• _Aim_
Look through the material below for "object". Copy every line that contains it.

▬▬▬

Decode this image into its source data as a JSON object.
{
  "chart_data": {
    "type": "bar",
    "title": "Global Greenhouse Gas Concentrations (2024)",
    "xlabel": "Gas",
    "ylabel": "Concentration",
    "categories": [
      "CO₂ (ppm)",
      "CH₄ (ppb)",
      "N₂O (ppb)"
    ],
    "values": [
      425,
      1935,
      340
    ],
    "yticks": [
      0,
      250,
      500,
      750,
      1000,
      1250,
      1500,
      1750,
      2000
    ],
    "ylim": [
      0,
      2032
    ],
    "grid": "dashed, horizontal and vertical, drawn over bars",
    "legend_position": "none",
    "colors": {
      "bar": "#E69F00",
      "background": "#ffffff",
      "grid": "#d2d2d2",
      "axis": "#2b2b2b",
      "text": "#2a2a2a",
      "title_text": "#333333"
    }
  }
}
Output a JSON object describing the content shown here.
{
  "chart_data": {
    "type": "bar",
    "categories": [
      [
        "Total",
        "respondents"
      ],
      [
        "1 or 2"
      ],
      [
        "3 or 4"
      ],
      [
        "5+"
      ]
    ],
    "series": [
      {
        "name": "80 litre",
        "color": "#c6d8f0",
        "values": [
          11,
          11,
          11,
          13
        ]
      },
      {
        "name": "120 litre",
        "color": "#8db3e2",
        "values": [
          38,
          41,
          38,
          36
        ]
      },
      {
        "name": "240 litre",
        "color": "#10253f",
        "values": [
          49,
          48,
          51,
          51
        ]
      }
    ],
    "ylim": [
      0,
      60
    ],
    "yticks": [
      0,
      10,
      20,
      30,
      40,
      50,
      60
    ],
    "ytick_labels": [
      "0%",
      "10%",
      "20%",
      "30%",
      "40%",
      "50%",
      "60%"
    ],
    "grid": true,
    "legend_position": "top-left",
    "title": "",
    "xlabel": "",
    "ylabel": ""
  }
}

▬▬▬

• _Solution below_
Decode this image into its source data as a JSON object.
Output a JSON object describing the content shown here.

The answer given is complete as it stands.